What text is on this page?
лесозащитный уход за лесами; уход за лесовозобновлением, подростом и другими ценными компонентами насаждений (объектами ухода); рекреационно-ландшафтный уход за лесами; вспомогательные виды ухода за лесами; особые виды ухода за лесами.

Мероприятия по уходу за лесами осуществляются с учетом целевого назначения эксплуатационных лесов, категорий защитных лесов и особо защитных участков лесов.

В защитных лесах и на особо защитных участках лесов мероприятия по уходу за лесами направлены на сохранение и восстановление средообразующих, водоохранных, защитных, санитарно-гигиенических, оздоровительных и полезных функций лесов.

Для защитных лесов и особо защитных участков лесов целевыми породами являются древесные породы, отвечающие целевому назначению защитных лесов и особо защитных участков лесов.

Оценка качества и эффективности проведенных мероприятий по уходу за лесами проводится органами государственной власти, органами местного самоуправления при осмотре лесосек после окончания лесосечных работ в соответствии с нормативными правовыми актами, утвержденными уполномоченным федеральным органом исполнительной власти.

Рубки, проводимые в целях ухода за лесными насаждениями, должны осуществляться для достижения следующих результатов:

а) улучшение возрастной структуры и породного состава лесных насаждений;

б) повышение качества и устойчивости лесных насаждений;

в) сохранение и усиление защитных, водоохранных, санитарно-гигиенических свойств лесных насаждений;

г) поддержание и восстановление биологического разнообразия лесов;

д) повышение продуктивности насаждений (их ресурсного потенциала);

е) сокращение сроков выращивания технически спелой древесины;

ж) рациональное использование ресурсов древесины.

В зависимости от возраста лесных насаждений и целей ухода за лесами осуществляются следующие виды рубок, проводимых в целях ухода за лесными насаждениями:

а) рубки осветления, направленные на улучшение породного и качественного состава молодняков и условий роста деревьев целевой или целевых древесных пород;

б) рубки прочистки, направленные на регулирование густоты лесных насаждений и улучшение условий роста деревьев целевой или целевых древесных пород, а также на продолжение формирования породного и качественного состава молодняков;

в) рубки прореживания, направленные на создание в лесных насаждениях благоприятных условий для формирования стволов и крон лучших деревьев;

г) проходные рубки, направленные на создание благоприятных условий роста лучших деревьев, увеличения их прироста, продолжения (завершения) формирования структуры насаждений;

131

════════════════════

* [EXERCISE] Extract all lines of the records above that include "лесными".

* [FULL ANSWER]
Рубки, проводимые в целях ухода за лесными насаждениями, должны осуществляться для достижения следующих результатов:
В зависимости от возраста лесных насаждений и целей ухода за лесами осуществляются следующие виды рубок, проводимых в целях ухода за лесными насаждениями:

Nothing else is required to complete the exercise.